--- Begin Given records ---
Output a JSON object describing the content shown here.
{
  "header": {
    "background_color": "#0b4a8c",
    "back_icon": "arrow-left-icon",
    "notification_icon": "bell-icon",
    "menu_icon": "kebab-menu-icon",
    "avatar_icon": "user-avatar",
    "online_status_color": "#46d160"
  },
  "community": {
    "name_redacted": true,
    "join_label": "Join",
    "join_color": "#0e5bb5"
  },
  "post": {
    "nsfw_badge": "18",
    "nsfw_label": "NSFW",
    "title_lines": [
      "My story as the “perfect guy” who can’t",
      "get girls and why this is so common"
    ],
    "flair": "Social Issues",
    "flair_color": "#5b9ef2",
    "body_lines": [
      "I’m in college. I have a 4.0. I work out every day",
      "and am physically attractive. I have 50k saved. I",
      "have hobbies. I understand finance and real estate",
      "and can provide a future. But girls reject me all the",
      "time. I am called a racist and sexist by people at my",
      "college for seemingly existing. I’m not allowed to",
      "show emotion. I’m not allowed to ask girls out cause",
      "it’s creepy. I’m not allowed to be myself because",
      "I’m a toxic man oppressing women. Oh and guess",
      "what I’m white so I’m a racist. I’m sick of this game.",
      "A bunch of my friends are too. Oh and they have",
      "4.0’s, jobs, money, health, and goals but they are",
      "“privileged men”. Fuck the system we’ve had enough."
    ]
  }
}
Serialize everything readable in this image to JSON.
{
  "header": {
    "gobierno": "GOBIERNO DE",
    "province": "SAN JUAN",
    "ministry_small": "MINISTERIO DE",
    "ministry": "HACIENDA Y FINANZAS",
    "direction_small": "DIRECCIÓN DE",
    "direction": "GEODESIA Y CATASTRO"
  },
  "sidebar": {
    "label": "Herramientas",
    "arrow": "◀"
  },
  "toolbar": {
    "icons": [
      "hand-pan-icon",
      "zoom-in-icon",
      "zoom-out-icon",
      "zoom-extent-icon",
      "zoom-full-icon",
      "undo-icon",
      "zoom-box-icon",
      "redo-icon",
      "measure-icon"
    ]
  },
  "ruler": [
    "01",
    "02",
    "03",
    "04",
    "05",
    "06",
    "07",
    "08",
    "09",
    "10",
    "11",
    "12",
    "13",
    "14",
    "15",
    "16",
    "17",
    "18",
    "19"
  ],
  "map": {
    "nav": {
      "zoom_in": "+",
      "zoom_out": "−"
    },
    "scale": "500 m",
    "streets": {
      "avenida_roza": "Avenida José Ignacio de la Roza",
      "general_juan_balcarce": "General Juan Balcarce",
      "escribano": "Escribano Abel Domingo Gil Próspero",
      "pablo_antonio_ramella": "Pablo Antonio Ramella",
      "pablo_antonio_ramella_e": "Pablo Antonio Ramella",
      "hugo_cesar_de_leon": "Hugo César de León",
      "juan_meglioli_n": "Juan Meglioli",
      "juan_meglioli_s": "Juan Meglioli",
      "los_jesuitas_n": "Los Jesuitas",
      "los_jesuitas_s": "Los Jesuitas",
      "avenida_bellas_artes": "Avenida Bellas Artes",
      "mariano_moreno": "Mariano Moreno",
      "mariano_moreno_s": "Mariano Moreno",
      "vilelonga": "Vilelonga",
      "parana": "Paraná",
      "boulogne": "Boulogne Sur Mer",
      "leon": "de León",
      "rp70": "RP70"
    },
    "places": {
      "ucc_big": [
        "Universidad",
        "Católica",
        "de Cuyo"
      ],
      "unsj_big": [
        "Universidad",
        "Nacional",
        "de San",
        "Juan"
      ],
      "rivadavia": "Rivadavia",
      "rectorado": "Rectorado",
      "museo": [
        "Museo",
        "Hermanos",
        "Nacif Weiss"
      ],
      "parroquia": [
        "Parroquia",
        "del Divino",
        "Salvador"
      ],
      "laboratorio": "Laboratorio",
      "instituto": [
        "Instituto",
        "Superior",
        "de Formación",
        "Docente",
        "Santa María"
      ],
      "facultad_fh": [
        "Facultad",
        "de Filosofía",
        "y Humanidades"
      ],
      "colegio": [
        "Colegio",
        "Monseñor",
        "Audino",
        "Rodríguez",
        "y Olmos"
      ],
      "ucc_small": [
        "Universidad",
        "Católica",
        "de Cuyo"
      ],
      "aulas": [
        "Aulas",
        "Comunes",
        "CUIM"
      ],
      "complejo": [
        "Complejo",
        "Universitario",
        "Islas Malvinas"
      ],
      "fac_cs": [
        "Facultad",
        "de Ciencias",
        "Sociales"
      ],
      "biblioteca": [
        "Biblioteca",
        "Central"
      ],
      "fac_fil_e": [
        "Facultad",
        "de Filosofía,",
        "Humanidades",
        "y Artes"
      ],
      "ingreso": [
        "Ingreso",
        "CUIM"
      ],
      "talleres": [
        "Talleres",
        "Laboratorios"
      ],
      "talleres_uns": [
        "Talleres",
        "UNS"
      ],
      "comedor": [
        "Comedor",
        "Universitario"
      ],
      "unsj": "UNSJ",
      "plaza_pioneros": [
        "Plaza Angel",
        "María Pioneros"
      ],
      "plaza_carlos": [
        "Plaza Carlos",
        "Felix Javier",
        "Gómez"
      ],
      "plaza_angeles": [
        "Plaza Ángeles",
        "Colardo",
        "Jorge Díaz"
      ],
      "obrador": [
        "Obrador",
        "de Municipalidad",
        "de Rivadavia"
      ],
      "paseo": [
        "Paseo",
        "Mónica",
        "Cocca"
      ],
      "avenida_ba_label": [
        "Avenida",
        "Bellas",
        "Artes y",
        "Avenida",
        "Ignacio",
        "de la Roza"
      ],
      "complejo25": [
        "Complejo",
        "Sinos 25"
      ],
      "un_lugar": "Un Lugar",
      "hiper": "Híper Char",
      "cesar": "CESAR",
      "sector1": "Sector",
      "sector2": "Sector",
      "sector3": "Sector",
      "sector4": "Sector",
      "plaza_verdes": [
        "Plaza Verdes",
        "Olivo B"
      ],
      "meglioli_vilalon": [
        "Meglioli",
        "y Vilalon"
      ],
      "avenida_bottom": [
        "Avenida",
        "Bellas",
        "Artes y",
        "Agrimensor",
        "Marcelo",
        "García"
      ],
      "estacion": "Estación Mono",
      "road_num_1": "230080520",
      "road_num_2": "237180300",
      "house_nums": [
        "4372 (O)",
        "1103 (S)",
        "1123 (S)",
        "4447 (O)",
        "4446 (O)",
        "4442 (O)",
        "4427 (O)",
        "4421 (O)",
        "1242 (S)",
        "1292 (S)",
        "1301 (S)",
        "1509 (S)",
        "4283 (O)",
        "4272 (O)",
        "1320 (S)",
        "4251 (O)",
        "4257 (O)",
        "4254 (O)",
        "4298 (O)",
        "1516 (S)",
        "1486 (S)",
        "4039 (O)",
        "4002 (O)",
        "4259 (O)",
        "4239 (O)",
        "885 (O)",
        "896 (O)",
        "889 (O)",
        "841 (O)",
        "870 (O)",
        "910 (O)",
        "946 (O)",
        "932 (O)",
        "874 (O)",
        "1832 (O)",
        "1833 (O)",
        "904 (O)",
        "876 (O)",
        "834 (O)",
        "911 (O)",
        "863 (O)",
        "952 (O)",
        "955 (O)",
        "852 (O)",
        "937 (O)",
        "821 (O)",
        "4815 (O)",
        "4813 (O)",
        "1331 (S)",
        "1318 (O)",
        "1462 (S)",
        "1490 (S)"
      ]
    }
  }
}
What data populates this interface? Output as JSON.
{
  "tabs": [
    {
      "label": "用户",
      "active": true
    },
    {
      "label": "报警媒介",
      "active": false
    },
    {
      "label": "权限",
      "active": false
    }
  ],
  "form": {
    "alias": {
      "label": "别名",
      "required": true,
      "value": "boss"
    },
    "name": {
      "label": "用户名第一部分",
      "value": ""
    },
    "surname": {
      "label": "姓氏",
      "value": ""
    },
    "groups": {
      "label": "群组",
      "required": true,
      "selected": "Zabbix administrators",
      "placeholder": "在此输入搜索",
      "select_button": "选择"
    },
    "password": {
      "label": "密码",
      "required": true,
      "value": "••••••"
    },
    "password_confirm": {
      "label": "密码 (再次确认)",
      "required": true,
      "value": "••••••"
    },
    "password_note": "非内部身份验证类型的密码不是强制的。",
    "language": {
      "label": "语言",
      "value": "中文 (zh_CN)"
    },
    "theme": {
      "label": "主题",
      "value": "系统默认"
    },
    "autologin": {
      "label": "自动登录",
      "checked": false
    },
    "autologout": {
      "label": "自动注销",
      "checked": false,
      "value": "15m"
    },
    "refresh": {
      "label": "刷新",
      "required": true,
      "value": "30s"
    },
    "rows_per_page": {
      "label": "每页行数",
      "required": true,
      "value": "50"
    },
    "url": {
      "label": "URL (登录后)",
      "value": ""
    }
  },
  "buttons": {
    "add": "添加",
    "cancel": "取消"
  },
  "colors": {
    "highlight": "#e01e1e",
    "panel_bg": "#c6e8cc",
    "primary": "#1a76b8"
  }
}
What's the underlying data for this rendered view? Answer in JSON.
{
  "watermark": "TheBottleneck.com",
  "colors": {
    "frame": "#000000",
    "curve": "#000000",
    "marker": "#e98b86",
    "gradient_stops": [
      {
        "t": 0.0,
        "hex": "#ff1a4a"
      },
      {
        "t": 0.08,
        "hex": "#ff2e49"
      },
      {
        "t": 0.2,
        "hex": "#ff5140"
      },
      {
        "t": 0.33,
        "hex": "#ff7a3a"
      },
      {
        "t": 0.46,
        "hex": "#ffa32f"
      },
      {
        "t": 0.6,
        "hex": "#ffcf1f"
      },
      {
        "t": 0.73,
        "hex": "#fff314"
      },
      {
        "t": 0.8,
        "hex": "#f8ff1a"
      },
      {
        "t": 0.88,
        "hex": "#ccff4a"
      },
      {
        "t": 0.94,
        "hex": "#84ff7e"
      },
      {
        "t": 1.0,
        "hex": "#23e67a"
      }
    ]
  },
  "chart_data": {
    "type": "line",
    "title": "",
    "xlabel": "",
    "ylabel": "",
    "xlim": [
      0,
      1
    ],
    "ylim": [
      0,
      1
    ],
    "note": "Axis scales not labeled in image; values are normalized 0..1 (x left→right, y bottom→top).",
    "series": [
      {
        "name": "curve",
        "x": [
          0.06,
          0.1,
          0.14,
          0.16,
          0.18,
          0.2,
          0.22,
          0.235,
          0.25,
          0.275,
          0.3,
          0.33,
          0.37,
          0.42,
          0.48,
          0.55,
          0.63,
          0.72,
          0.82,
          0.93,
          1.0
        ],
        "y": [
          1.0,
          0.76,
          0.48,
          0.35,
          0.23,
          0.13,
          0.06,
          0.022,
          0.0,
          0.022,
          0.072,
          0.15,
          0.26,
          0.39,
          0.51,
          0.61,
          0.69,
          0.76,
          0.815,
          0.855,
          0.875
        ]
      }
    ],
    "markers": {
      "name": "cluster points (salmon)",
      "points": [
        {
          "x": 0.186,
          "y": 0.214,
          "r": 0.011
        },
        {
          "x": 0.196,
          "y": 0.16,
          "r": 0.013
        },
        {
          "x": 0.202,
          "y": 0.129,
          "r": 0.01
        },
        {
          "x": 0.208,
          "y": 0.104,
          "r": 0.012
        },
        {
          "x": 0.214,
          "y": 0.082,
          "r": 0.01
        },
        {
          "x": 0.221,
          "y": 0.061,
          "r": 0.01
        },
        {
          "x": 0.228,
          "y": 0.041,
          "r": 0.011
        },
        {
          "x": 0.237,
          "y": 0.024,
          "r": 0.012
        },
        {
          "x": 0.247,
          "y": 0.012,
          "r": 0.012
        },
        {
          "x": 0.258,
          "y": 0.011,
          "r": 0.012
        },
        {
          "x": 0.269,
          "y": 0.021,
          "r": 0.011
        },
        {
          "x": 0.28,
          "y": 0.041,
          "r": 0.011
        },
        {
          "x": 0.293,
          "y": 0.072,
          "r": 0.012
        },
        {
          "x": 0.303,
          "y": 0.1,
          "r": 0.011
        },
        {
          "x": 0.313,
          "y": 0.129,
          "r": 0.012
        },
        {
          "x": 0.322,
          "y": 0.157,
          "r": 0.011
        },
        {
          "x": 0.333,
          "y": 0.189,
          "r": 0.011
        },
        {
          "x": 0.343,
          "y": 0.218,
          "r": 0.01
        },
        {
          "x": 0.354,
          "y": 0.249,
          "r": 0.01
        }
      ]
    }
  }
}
--- End Given records ---
- [Job]: What is the number of lines above that contain "have"? Answer with that number only.

- [Exercise response]: 4